# Start of THE DATA

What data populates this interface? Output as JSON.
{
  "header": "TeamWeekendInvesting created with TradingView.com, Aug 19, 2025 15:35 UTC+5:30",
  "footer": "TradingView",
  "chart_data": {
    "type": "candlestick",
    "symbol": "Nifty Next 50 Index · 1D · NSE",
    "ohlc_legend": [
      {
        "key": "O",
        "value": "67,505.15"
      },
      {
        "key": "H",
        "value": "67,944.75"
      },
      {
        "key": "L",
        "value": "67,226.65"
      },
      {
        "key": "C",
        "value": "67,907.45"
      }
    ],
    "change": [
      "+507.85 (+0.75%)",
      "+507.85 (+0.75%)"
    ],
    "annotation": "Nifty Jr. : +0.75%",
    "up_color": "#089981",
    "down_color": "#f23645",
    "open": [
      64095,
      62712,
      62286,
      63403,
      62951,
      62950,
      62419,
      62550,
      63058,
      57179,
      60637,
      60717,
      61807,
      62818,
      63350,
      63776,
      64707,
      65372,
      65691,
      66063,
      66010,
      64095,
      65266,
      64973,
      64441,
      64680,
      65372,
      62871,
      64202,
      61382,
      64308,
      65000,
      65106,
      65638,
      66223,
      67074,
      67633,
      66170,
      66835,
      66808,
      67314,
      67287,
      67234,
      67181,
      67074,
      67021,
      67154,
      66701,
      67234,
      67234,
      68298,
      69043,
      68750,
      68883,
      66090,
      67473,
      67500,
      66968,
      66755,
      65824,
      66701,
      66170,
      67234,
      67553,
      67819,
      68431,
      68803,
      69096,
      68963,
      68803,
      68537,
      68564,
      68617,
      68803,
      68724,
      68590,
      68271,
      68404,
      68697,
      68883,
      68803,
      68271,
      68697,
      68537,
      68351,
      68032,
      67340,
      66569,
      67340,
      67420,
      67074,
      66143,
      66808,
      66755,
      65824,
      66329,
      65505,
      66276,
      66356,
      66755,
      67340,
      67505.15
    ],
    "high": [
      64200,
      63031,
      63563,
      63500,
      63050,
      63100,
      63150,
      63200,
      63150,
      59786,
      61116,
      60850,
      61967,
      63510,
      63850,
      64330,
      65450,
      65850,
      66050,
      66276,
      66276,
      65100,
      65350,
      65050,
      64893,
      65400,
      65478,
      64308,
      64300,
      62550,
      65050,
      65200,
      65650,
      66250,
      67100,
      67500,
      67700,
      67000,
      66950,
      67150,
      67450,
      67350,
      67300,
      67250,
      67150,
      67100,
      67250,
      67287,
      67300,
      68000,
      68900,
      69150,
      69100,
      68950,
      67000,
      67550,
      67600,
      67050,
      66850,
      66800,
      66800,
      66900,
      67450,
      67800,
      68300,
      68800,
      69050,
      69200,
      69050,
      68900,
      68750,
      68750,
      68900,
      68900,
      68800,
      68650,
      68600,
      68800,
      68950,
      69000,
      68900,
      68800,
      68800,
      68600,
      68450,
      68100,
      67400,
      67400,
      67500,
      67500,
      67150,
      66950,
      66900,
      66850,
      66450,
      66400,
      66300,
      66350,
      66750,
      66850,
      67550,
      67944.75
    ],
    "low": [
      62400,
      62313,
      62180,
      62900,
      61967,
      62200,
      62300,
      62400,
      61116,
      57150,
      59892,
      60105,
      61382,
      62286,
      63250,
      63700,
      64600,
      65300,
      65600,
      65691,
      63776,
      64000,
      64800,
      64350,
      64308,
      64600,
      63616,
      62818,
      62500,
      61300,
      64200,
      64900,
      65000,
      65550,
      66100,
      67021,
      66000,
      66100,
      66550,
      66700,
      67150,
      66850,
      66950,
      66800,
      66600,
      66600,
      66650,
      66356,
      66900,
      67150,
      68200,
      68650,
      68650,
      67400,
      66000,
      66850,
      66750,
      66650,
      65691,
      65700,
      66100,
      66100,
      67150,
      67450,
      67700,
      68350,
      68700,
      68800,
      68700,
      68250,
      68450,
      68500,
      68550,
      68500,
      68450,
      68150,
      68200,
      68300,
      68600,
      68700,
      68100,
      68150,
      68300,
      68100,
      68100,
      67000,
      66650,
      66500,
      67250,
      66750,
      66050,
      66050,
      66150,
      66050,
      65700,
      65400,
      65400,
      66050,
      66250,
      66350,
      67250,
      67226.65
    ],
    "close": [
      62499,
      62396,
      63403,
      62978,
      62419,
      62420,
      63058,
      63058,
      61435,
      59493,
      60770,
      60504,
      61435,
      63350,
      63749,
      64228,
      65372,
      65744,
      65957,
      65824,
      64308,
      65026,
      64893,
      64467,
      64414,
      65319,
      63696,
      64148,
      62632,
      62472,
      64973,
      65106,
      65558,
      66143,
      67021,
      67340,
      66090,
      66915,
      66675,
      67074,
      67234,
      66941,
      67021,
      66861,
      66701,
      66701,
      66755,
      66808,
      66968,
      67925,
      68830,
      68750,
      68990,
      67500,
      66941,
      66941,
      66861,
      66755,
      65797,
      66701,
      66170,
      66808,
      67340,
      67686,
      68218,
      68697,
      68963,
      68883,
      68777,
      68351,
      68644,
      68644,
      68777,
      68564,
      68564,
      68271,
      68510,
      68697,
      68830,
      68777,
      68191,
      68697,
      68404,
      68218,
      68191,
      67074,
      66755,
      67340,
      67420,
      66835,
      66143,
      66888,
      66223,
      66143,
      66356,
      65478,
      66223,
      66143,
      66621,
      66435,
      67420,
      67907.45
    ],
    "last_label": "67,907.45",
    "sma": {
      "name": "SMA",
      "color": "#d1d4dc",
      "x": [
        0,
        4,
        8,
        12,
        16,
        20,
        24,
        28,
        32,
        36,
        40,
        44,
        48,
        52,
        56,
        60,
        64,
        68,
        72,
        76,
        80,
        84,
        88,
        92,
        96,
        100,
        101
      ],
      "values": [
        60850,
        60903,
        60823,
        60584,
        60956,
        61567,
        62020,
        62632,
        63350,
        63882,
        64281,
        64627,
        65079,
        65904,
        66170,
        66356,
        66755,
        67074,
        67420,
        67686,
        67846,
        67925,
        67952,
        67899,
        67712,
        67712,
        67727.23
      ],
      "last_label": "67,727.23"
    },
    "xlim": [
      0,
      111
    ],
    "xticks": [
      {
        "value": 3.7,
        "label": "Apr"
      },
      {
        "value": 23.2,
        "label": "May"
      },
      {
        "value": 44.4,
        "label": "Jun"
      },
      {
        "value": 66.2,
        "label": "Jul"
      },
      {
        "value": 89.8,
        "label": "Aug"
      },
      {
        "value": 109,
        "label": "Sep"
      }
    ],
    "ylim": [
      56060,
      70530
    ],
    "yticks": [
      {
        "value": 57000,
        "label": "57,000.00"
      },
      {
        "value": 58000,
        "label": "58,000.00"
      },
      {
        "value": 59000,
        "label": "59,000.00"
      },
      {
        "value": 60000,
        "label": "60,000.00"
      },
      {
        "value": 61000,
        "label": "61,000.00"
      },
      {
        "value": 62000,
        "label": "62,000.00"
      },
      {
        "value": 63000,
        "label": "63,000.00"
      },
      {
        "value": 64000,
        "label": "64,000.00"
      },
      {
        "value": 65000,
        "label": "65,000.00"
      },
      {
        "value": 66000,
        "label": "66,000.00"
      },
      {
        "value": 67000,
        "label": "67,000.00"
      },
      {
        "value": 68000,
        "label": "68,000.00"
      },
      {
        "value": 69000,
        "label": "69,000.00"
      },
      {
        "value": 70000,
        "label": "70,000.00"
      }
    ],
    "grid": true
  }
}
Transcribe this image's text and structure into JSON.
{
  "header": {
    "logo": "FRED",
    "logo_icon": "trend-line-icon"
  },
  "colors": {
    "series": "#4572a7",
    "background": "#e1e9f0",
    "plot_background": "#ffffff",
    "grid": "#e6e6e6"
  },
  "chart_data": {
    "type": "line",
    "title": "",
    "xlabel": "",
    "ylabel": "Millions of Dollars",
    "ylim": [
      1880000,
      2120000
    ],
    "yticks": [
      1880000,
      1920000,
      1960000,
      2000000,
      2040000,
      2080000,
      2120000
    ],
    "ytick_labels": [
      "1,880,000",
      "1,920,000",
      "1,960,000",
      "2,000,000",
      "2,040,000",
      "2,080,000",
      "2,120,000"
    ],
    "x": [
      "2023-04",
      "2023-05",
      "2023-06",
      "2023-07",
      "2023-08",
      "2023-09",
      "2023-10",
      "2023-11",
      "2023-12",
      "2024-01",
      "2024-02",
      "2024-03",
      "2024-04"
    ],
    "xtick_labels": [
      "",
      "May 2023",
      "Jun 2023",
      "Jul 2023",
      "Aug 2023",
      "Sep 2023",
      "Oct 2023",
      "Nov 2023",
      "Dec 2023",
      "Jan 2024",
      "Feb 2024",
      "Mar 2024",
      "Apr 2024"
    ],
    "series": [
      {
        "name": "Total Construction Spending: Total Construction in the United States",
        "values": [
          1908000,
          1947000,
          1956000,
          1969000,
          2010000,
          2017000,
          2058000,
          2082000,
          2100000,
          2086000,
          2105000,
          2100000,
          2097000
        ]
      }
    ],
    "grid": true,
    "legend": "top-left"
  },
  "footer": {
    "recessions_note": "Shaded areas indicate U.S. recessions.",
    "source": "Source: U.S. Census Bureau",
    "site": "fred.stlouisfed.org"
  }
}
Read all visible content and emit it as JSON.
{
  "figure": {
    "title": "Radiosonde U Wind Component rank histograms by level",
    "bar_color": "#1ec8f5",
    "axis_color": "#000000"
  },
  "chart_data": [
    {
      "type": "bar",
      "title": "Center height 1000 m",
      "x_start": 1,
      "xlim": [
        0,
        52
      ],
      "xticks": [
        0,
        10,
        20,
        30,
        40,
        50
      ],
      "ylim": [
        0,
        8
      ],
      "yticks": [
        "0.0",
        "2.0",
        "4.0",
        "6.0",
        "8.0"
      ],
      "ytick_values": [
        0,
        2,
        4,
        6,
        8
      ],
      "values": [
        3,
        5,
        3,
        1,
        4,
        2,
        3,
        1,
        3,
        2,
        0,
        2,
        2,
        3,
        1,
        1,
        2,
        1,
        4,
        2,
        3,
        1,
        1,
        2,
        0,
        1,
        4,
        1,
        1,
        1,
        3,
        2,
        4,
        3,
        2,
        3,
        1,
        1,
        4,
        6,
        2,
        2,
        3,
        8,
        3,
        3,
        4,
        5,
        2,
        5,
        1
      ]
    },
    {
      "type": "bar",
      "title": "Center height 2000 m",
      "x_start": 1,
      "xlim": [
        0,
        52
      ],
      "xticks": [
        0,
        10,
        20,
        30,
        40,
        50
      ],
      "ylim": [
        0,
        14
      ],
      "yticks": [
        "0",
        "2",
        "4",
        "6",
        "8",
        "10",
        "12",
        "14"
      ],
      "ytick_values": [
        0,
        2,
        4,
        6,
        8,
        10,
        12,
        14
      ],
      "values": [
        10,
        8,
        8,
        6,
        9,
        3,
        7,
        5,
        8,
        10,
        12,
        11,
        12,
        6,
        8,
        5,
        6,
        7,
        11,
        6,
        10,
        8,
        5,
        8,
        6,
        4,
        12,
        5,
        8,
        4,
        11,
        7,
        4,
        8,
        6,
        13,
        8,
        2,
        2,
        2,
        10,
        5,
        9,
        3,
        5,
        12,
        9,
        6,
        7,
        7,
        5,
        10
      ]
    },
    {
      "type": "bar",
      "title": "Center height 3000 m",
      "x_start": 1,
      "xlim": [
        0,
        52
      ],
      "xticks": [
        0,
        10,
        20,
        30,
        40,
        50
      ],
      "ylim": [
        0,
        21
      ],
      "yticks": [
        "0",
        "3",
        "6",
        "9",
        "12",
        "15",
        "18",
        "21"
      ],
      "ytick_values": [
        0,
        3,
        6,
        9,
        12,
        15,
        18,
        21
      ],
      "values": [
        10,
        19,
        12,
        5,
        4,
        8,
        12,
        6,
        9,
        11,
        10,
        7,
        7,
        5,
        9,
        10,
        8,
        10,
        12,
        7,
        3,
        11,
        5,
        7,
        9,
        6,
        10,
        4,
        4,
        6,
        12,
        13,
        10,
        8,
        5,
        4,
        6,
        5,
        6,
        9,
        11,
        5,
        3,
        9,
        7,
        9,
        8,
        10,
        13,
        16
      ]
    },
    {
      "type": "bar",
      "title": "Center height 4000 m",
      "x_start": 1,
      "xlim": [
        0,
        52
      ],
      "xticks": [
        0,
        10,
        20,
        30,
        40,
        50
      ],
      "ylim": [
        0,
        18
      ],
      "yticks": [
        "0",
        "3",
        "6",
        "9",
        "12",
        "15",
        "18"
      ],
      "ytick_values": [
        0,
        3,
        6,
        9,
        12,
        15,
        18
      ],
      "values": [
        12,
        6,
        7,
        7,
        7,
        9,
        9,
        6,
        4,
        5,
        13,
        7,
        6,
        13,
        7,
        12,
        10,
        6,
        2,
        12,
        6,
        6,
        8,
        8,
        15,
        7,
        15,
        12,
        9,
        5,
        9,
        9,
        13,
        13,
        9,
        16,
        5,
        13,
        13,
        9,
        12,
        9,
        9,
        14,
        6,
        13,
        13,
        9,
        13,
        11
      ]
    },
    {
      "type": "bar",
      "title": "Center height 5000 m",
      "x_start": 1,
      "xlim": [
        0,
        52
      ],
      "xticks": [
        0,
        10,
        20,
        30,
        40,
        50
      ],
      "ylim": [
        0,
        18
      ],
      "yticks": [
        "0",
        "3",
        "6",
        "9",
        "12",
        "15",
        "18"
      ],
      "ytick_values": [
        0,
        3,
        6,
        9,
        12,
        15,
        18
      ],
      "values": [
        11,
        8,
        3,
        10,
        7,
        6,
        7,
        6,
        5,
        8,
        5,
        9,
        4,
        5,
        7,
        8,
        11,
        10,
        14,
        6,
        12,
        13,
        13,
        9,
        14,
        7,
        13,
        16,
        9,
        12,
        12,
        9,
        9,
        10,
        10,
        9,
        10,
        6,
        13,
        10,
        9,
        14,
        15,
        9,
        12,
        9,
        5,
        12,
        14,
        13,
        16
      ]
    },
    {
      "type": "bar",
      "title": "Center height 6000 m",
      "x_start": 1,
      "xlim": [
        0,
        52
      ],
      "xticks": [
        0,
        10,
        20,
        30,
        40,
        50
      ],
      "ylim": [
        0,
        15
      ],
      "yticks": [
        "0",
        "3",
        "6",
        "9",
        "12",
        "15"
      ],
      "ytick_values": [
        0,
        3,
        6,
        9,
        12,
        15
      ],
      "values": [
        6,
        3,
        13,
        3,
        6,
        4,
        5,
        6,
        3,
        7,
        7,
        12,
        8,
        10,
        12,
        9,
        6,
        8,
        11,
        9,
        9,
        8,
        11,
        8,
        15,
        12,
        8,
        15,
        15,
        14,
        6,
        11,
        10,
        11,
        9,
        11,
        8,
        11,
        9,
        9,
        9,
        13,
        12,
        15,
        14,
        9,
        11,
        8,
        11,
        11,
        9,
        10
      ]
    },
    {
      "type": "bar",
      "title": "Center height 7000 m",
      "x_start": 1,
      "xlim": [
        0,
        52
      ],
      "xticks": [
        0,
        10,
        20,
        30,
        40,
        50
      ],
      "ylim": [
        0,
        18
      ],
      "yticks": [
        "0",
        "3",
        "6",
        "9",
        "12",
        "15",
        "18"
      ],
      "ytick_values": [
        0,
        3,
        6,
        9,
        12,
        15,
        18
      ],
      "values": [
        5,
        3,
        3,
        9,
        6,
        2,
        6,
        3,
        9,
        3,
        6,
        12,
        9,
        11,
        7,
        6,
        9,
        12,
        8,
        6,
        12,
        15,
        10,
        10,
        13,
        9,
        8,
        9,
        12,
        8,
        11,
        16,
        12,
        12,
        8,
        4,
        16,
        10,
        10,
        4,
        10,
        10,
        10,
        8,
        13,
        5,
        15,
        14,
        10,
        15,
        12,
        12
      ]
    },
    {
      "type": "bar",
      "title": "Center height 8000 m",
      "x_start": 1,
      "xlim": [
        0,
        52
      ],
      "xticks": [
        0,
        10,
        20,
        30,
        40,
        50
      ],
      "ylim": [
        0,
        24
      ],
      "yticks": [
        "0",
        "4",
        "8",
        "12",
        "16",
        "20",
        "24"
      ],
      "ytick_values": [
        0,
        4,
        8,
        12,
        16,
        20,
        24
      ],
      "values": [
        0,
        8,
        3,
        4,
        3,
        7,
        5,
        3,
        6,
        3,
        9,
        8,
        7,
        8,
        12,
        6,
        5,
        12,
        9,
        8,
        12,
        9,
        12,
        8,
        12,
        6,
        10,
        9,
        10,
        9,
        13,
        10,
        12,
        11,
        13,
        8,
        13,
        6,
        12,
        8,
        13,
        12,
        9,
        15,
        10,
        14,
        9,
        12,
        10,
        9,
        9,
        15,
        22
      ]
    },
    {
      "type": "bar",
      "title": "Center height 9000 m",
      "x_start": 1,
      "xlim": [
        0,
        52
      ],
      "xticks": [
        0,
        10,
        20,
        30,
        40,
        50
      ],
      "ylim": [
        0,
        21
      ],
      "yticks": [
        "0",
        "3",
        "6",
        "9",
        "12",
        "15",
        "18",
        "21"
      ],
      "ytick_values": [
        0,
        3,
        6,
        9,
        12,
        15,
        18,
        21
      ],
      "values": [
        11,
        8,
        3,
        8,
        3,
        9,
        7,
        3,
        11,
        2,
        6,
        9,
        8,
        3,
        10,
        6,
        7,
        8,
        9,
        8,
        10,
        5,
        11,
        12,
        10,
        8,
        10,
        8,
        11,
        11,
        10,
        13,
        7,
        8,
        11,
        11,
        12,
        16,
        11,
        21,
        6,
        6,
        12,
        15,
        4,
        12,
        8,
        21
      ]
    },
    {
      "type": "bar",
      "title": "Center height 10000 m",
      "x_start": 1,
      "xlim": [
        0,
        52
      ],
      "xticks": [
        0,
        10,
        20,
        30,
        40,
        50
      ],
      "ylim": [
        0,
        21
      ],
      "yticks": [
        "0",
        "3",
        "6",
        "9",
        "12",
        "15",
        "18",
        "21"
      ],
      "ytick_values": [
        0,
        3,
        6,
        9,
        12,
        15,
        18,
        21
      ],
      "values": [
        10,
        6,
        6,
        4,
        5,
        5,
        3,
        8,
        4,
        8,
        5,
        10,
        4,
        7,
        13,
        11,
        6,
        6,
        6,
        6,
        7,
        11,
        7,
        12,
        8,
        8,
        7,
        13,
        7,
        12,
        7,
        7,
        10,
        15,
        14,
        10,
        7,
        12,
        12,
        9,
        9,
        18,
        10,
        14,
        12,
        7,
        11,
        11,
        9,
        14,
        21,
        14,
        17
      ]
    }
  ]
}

# End of THE DATA

Gather every line from the listing above in which "title" appears, and copy those lines.

    "title": "",
    "title": "Radiosonde U Wind Component rank histograms by level",
      "title": "Center height 1000 m",
      "title": "Center height 2000 m",
      "title": "Center height 3000 m",
      "title": "Center height 4000 m",
      "title": "Center height 5000 m",
      "title": "Center height 6000 m",
      "title": "Center height 7000 m",
      "title": "Center height 8000 m",
      "title": "Center height 9000 m",
      "title": "Center height 10000 m",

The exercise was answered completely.